▸ Direction: Look through the listing for the word "JSON". Copy each line that has it.
════
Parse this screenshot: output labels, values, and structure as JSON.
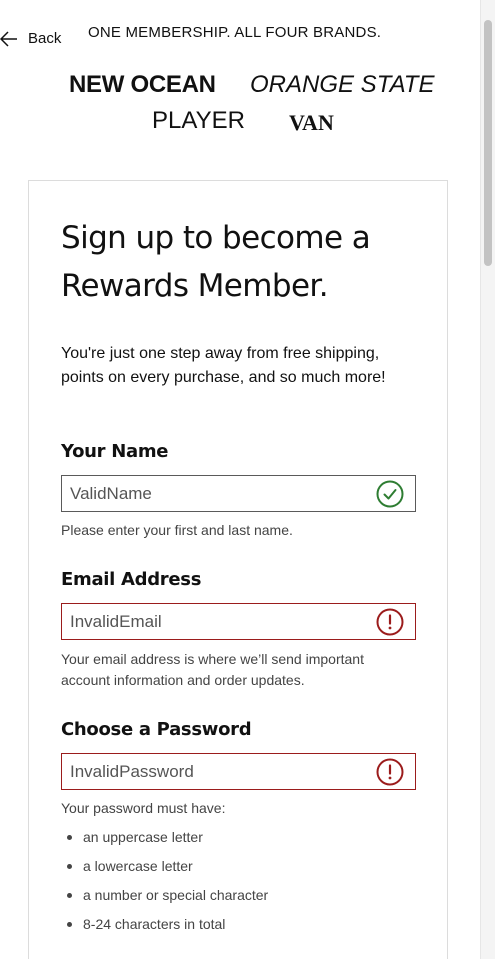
{
  "header": {
    "back_label": "Back",
    "promo": "ONE MEMBERSHIP. ALL FOUR BRANDS.",
    "brands": [
      "NEW OCEAN",
      "ORANGE STATE",
      "PLAYER",
      "VAN"
    ]
  },
  "form": {
    "title": "Sign up to become a Rewards Member.",
    "intro": "You're just one step away from free shipping, points on every purchase, and so much more!",
    "name": {
      "label": "Your Name",
      "value": "ValidName",
      "status": "valid",
      "helper": "Please enter your first and last name."
    },
    "email": {
      "label": "Email Address",
      "value": "InvalidEmail",
      "status": "invalid",
      "helper": "Your email address is where we’ll send important account information and order updates."
    },
    "password": {
      "label": "Choose a Password",
      "value": "InvalidPassword",
      "status": "invalid",
      "helper": "Your password must have:",
      "rules": [
        "an uppercase letter",
        "a lowercase letter",
        "a number or special character",
        "8-24 characters in total"
      ]
    }
  },
  "colors": {
    "valid": "#2e7d32",
    "invalid": "#9b1c1c",
    "border": "#5a5a5a"
  },
  "icons": {
    "back": "arrow-left-icon",
    "valid": "check-circle-icon",
    "invalid": "exclamation-circle-icon"
  }
}
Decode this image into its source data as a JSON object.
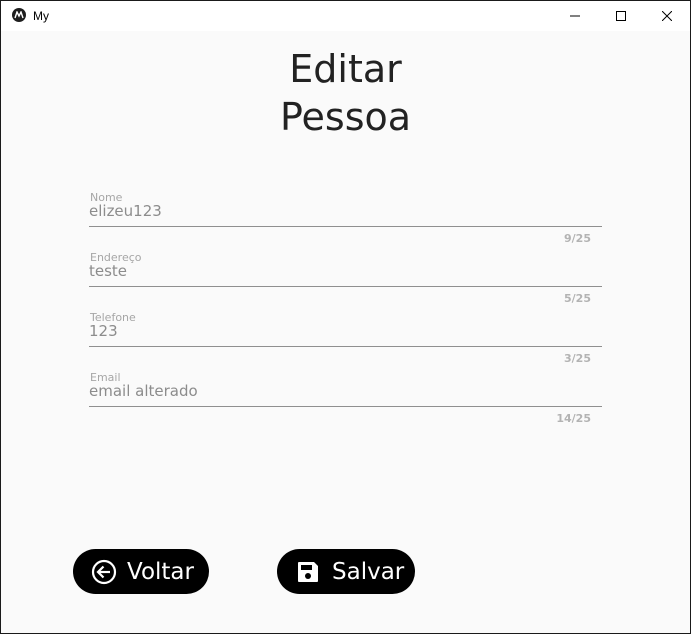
{
  "window": {
    "title": "My"
  },
  "page": {
    "title_line1": "Editar",
    "title_line2": "Pessoa"
  },
  "form": {
    "fields": [
      {
        "label": "Nome",
        "value": "elizeu123",
        "counter": "9/25"
      },
      {
        "label": "Endereço",
        "value": "teste",
        "counter": "5/25"
      },
      {
        "label": "Telefone",
        "value": "123",
        "counter": "3/25"
      },
      {
        "label": "Email",
        "value": "email alterado",
        "counter": "14/25"
      }
    ]
  },
  "actions": {
    "back_label": "Voltar",
    "back_icon": "arrow-left-circle-icon",
    "save_label": "Salvar",
    "save_icon": "floppy-disk-icon"
  },
  "colors": {
    "background": "#fafafa",
    "button": "#000000",
    "button_text": "#ffffff",
    "field_text": "#8c8c8c"
  }
}
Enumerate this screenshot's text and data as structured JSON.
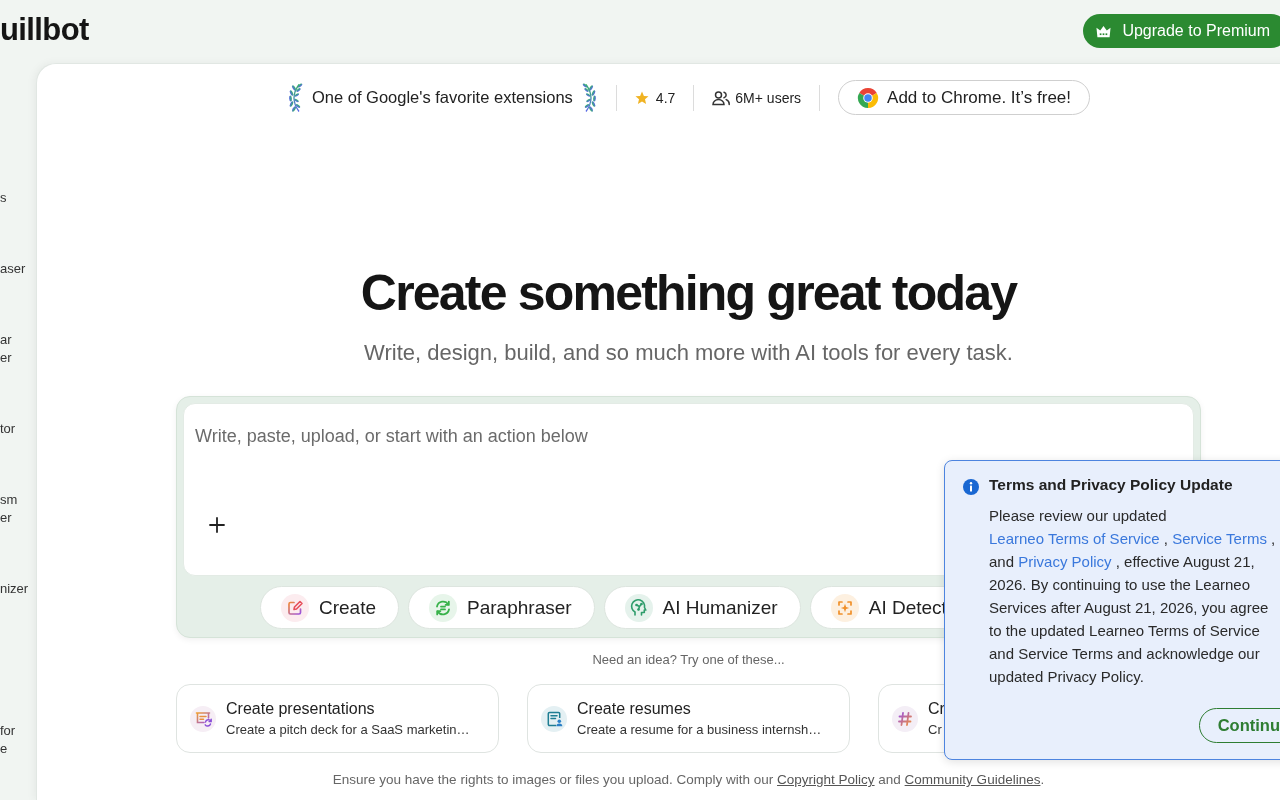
{
  "header": {
    "logo": "uillbot",
    "upgrade_button": "Upgrade to Premium"
  },
  "sidebar": {
    "items": [
      {
        "label": "s"
      },
      {
        "label": "aser"
      },
      {
        "label": "ar\ner"
      },
      {
        "label": "tor"
      },
      {
        "label": "sm\ner"
      },
      {
        "label": "nizer"
      },
      {
        "label": "for\ne"
      }
    ]
  },
  "extension_bar": {
    "badge": "One of Google's favorite extensions",
    "rating": "4.7",
    "users": "6M+ users",
    "add_button": "Add to Chrome. It’s free!"
  },
  "hero": {
    "title": "Create something great today",
    "subtitle": "Write, design, build, and so much more with AI tools for every task."
  },
  "composer": {
    "placeholder": "Write, paste, upload, or start with an action below",
    "actions": [
      {
        "kind": "create",
        "label": "Create"
      },
      {
        "kind": "paraphrase",
        "label": "Paraphraser"
      },
      {
        "kind": "humanize",
        "label": "AI Humanizer"
      },
      {
        "kind": "detect",
        "label": "AI Detect"
      }
    ]
  },
  "ideas": {
    "heading": "Need an idea? Try one of these...",
    "cards": [
      {
        "kind": "presentation",
        "title": "Create presentations",
        "description": "Create a pitch deck for a SaaS marketin…"
      },
      {
        "kind": "resume",
        "title": "Create resumes",
        "description": "Create a resume for a business internsh…"
      },
      {
        "kind": "hashtag",
        "title": "Cr",
        "description": "Cr"
      }
    ]
  },
  "footer": [
    {
      "kind": "text",
      "text": "Ensure you have the rights to images or files you upload. Comply with our "
    },
    {
      "kind": "link",
      "text": "Copyright Policy"
    },
    {
      "kind": "text",
      "text": " and "
    },
    {
      "kind": "link",
      "text": "Community Guidelines"
    },
    {
      "kind": "text",
      "text": "."
    }
  ],
  "notice": {
    "title": "Terms and Privacy Policy Update",
    "body": [
      {
        "kind": "text",
        "text": "Please review our updated "
      },
      {
        "kind": "link",
        "text": "Learneo Terms of Service"
      },
      {
        "kind": "text",
        "text": " , "
      },
      {
        "kind": "link",
        "text": "Service Terms"
      },
      {
        "kind": "text",
        "text": " , and "
      },
      {
        "kind": "link",
        "text": "Privacy Policy"
      },
      {
        "kind": "text",
        "text": " , effective August 21, 2026. By continuing to use the Learneo Services after August 21, 2026, you agree to the updated Learneo Terms of Service and Service Terms and acknowledge our updated Privacy Policy."
      }
    ],
    "button": "Continu"
  }
}
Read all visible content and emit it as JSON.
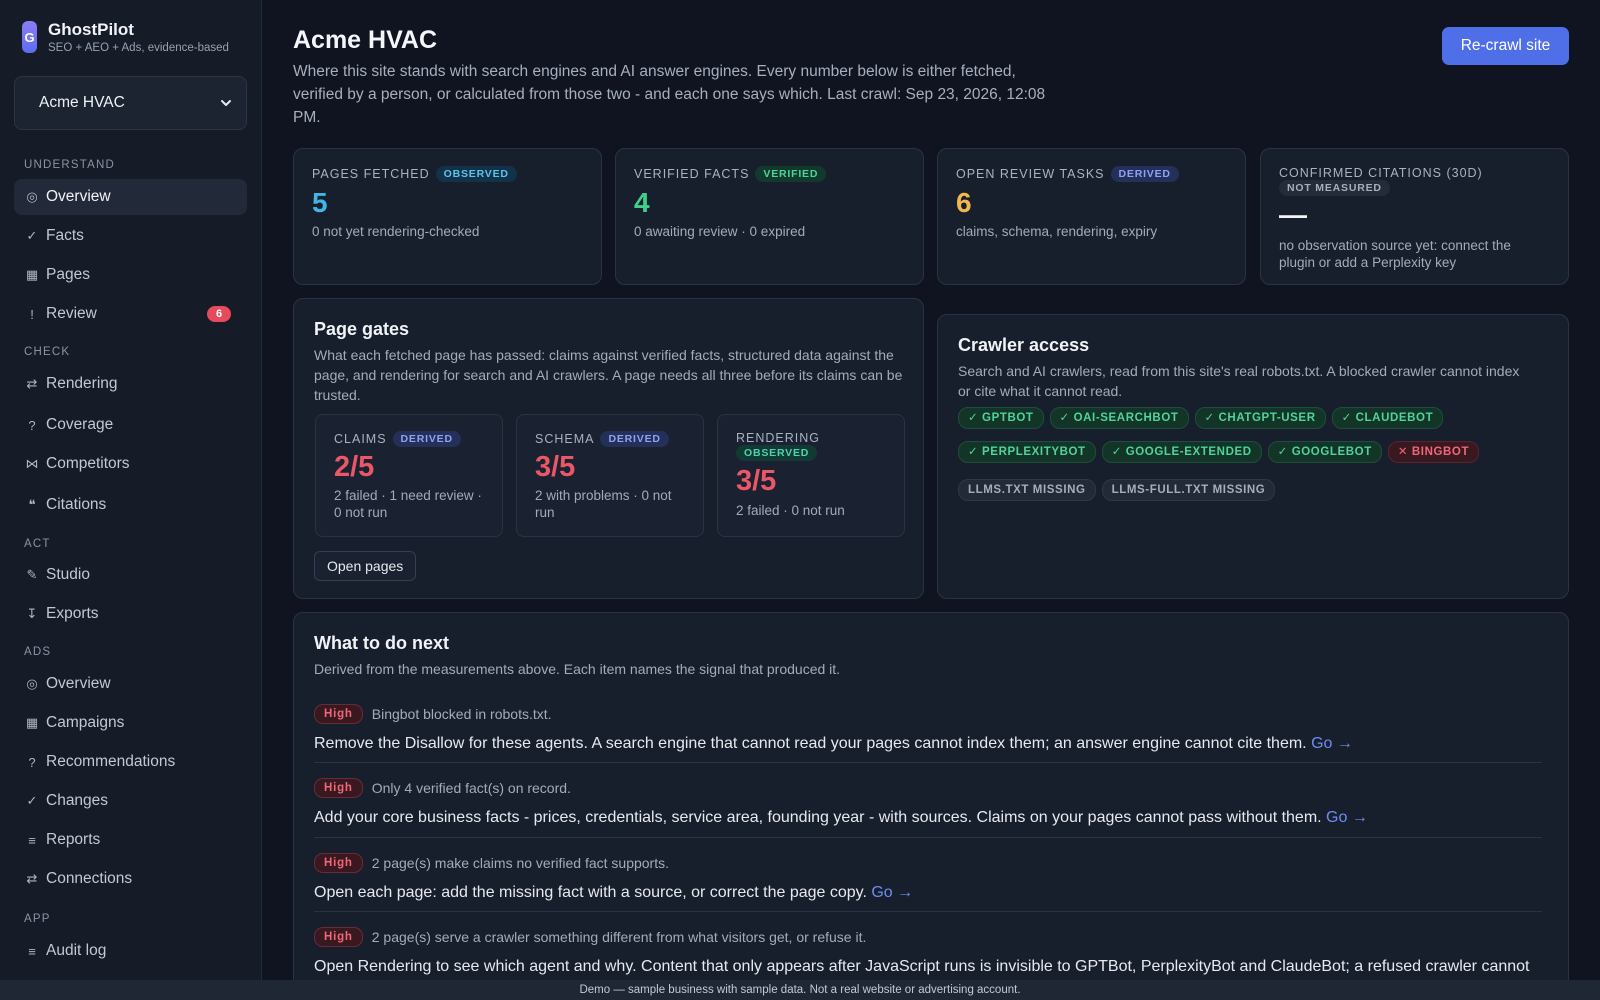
{
  "brand": {
    "logo_letter": "G",
    "name": "GhostPilot",
    "tagline": "SEO + AEO + Ads, evidence-based"
  },
  "site_select": {
    "value": "Acme HVAC"
  },
  "nav": {
    "sections": [
      "Understand",
      "Check",
      "Act",
      "Ads",
      "App"
    ],
    "items": [
      {
        "label": "Overview",
        "glyph": "◎",
        "icon": "target-icon",
        "active": true
      },
      {
        "label": "Facts",
        "glyph": "✓",
        "icon": "check-icon"
      },
      {
        "label": "Pages",
        "glyph": "▦",
        "icon": "page-icon"
      },
      {
        "label": "Review",
        "glyph": "!",
        "icon": "alert-icon",
        "badge": "6"
      },
      {
        "label": "Rendering",
        "glyph": "⇄",
        "icon": "swap-icon"
      },
      {
        "label": "Coverage",
        "glyph": "?",
        "icon": "question-icon"
      },
      {
        "label": "Competitors",
        "glyph": "⋈",
        "icon": "compare-icon"
      },
      {
        "label": "Citations",
        "glyph": "❝",
        "icon": "quote-icon"
      },
      {
        "label": "Studio",
        "glyph": "✎",
        "icon": "pencil-icon"
      },
      {
        "label": "Exports",
        "glyph": "↧",
        "icon": "download-icon"
      },
      {
        "label": "Overview",
        "glyph": "◎",
        "icon": "target-icon"
      },
      {
        "label": "Campaigns",
        "glyph": "▦",
        "icon": "grid-icon"
      },
      {
        "label": "Recommendations",
        "glyph": "?",
        "icon": "question-icon"
      },
      {
        "label": "Changes",
        "glyph": "✓",
        "icon": "check-icon"
      },
      {
        "label": "Reports",
        "glyph": "≡",
        "icon": "list-icon"
      },
      {
        "label": "Connections",
        "glyph": "⇄",
        "icon": "swap-icon"
      },
      {
        "label": "Audit log",
        "glyph": "≡",
        "icon": "list-icon"
      }
    ]
  },
  "header": {
    "title": "Acme HVAC",
    "subtitle": "Where this site stands with search engines and AI answer engines. Every number below is either fetched, verified by a person, or calculated from those two - and each one says which. Last crawl: Sep 23, 2026, 12:08 PM.",
    "recrawl_label": "Re-crawl site"
  },
  "stats": [
    {
      "label": "Pages fetched",
      "tag": "Observed",
      "value": "5",
      "note": "0 not yet rendering-checked",
      "color": "#3fb6e6"
    },
    {
      "label": "Verified facts",
      "tag": "Verified",
      "value": "4",
      "note": "0 awaiting review · 0 expired",
      "color": "#3ecf8e"
    },
    {
      "label": "Open review tasks",
      "tag": "Derived",
      "value": "6",
      "note": "claims, schema, rendering, expiry",
      "color": "#f2b84b"
    },
    {
      "label": "Confirmed citations (30d)",
      "tag": "Not measured",
      "value": "—",
      "note": "no observation source yet: connect the plugin or add a Perplexity key",
      "color": "#f1f3f8"
    }
  ],
  "gates": {
    "title": "Page gates",
    "subtitle": "What each fetched page has passed: claims against verified facts, structured data against the page, and rendering for search and AI crawlers. A page needs all three before its claims can be trusted.",
    "items": [
      {
        "label": "Claims",
        "tag": "Derived",
        "value": "2/5",
        "note": "2 failed · 1 need review · 0 not run"
      },
      {
        "label": "Schema",
        "tag": "Derived",
        "value": "3/5",
        "note": "2 with problems · 0 not run"
      },
      {
        "label": "Rendering",
        "tag": "Observed",
        "value": "3/5",
        "note": "2 failed · 0 not run"
      }
    ],
    "button_label": "Open pages"
  },
  "crawler": {
    "title": "Crawler access",
    "subtitle": "Search and AI crawlers, read from this site's real robots.txt. A blocked crawler cannot index or cite what it cannot read.",
    "allowed": [
      "GPTBot",
      "OAI-SearchBot",
      "ChatGPT-User",
      "ClaudeBot",
      "PerplexityBot",
      "Google-Extended",
      "Googlebot"
    ],
    "blocked": [
      "Bingbot"
    ],
    "missing": [
      "llms.txt missing",
      "llms-full.txt missing"
    ]
  },
  "todo": {
    "title": "What to do next",
    "subtitle": "Derived from the measurements above. Each item names the signal that produced it.",
    "go_label": "Go →",
    "items": [
      {
        "priority": "High",
        "signal": "Bingbot blocked in robots.txt.",
        "action": "Remove the Disallow for these agents. A search engine that cannot read your pages cannot index them; an answer engine cannot cite them."
      },
      {
        "priority": "High",
        "signal": "Only 4 verified fact(s) on record.",
        "action": "Add your core business facts - prices, credentials, service area, founding year - with sources. Claims on your pages cannot pass without them."
      },
      {
        "priority": "High",
        "signal": "2 page(s) make claims no verified fact supports.",
        "action": "Open each page: add the missing fact with a source, or correct the page copy."
      },
      {
        "priority": "High",
        "signal": "2 page(s) serve a crawler something different from what visitors get, or refuse it.",
        "action": "Open Rendering to see which agent and why. Content that only appears after JavaScript runs is invisible to GPTBot, PerplexityBot and ClaudeBot; a refused crawler cannot read the page at all."
      }
    ]
  },
  "footer": {
    "text": "Demo — sample business with sample data. Not a real website or advertising account."
  }
}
════
▸ Answer to the exercise:
Parse this screenshot: output labels, values, and structure as JSON.
Decode this image into its source data as a JSON object.
Enumerate this screenshot's text and data as structured JSON.
Read all visible content and emit it as JSON.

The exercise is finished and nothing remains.